▶ _The task_
Copy out all of the data below with no alterations.

▶ _Extracted information_

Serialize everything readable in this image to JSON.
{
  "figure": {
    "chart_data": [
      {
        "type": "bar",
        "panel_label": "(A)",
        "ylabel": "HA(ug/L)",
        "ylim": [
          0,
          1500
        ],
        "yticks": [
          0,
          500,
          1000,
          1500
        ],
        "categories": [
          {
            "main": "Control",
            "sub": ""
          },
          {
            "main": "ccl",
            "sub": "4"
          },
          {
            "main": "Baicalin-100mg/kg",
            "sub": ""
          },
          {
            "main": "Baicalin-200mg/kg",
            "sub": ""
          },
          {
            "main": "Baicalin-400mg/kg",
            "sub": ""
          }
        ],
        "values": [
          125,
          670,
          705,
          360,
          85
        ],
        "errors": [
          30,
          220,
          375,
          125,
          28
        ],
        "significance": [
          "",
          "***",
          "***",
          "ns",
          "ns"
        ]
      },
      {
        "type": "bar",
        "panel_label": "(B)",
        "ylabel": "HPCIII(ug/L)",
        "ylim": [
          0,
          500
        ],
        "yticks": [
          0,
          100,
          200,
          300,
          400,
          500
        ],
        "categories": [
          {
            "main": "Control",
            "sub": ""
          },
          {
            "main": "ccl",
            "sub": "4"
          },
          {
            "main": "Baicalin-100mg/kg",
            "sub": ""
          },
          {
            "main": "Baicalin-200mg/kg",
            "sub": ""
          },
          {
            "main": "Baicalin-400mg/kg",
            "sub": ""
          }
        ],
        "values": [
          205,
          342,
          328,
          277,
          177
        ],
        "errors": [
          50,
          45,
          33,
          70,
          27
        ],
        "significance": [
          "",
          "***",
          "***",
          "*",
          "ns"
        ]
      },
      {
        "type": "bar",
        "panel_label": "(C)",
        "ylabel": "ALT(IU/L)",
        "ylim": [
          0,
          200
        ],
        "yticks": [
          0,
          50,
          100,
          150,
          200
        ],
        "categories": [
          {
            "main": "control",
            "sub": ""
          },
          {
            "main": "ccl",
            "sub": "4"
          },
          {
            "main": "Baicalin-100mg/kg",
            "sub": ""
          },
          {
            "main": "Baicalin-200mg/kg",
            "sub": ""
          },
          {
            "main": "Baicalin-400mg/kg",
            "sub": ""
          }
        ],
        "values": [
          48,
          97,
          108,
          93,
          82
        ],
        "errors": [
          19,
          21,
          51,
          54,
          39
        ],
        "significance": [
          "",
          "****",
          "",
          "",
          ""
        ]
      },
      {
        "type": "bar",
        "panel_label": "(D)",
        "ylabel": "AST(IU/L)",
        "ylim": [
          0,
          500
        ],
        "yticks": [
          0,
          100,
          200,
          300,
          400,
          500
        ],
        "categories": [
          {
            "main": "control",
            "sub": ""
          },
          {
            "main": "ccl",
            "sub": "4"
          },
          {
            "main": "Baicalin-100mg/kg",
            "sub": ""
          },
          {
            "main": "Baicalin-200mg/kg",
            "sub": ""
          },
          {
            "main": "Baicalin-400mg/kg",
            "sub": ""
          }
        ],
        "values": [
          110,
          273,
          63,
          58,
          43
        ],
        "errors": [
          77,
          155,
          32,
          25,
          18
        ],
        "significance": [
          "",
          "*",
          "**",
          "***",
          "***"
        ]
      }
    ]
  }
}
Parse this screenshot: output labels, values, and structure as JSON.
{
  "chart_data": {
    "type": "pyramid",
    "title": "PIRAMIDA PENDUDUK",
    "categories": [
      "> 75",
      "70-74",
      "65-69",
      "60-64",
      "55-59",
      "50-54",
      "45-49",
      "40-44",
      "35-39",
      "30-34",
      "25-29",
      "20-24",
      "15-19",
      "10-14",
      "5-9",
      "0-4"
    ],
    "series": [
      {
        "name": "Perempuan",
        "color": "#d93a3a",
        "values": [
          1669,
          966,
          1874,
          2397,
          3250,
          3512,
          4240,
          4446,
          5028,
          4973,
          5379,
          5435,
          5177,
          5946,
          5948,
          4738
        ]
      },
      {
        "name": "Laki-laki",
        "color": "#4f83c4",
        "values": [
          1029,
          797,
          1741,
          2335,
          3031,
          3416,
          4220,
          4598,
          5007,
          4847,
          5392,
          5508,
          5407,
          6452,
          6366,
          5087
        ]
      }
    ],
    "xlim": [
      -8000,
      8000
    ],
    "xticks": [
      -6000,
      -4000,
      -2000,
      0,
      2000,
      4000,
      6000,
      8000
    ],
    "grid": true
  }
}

▶ _Solved problem_
Serialize everything readable in this image to JSON.
{
  "figure": {
    "chart_data": [
      {
        "type": "bar",
        "panel_label": "(A)",
        "ylabel": "HA(ug/L)",
        "ylim": [
          0,
          1500
        ],
        "yticks": [
          0,
          500,
          1000,
          1500
        ],
        "categories": [
          {
            "main": "Control",
            "sub": ""
          },
          {
            "main": "ccl",
            "sub": "4"
          },
          {
            "main": "Baicalin-100mg/kg",
            "sub": ""
          },
          {
            "main": "Baicalin-200mg/kg",
            "sub": ""
          },
          {
            "main": "Baicalin-400mg/kg",
            "sub": ""
          }
        ],
        "values": [
          125,
          670,
          705,
          360,
          85
        ],
        "errors": [
          30,
          220,
          375,
          125,
          28
        ],
        "significance": [
          "",
          "***",
          "***",
          "ns",
          "ns"
        ]
      },
      {
        "type": "bar",
        "panel_label": "(B)",
        "ylabel": "HPCIII(ug/L)",
        "ylim": [
          0,
          500
        ],
        "yticks": [
          0,
          100,
          200,
          300,
          400,
          500
        ],
        "categories": [
          {
            "main": "Control",
            "sub": ""
          },
          {
            "main": "ccl",
            "sub": "4"
          },
          {
            "main": "Baicalin-100mg/kg",
            "sub": ""
          },
          {
            "main": "Baicalin-200mg/kg",
            "sub": ""
          },
          {
            "main": "Baicalin-400mg/kg",
            "sub": ""
          }
        ],
        "values": [
          205,
          342,
          328,
          277,
          177
        ],
        "errors": [
          50,
          45,
          33,
          70,
          27
        ],
        "significance": [
          "",
          "***",
          "***",
          "*",
          "ns"
        ]
      },
      {
        "type": "bar",
        "panel_label": "(C)",
        "ylabel": "ALT(IU/L)",
        "ylim": [
          0,
          200
        ],
        "yticks": [
          0,
          50,
          100,
          150,
          200
        ],
        "categories": [
          {
            "main": "control",
            "sub": ""
          },
          {
            "main": "ccl",
            "sub": "4"
          },
          {
            "main": "Baicalin-100mg/kg",
            "sub": ""
          },
          {
            "main": "Baicalin-200mg/kg",
            "sub": ""
          },
          {
            "main": "Baicalin-400mg/kg",
            "sub": ""
          }
        ],
        "values": [
          48,
          97,
          108,
          93,
          82
        ],
        "errors": [
          19,
          21,
          51,
          54,
          39
        ],
        "significance": [
          "",
          "****",
          "",
          "",
          ""
        ]
      },
      {
        "type": "bar",
        "panel_label": "(D)",
        "ylabel": "AST(IU/L)",
        "ylim": [
          0,
          500
        ],
        "yticks": [
          0,
          100,
          200,
          300,
          400,
          500
        ],
        "categories": [
          {
            "main": "control",
            "sub": ""
          },
          {
            "main": "ccl",
            "sub": "4"
          },
          {
            "main": "Baicalin-100mg/kg",
            "sub": ""
          },
          {
            "main": "Baicalin-200mg/kg",
            "sub": ""
          },
          {
            "main": "Baicalin-400mg/kg",
            "sub": ""
          }
        ],
        "values": [
          110,
          273,
          63,
          58,
          43
        ],
        "errors": [
          77,
          155,
          32,
          25,
          18
        ],
        "significance": [
          "",
          "*",
          "**",
          "***",
          "***"
        ]
      }
    ]
  }
}
Parse this screenshot: output labels, values, and structure as JSON.
{
  "chart_data": {
    "type": "pyramid",
    "title": "PIRAMIDA PENDUDUK",
    "categories": [
      "> 75",
      "70-74",
      "65-69",
      "60-64",
      "55-59",
      "50-54",
      "45-49",
      "40-44",
      "35-39",
      "30-34",
      "25-29",
      "20-24",
      "15-19",
      "10-14",
      "5-9",
      "0-4"
    ],
    "series": [
      {
        "name": "Perempuan",
        "color": "#d93a3a",
        "values": [
          1669,
          966,
          1874,
          2397,
          3250,
          3512,
          4240,
          4446,
          5028,
          4973,
          5379,
          5435,
          5177,
          5946,
          5948,
          4738
        ]
      },
      {
        "name": "Laki-laki",
        "color": "#4f83c4",
        "values": [
          1029,
          797,
          1741,
          2335,
          3031,
          3416,
          4220,
          4598,
          5007,
          4847,
          5392,
          5508,
          5407,
          6452,
          6366,
          5087
        ]
      }
    ],
    "xlim": [
      -8000,
      8000
    ],
    "xticks": [
      -6000,
      -4000,
      -2000,
      0,
      2000,
      4000,
      6000,
      8000
    ],
    "grid": true
  }
}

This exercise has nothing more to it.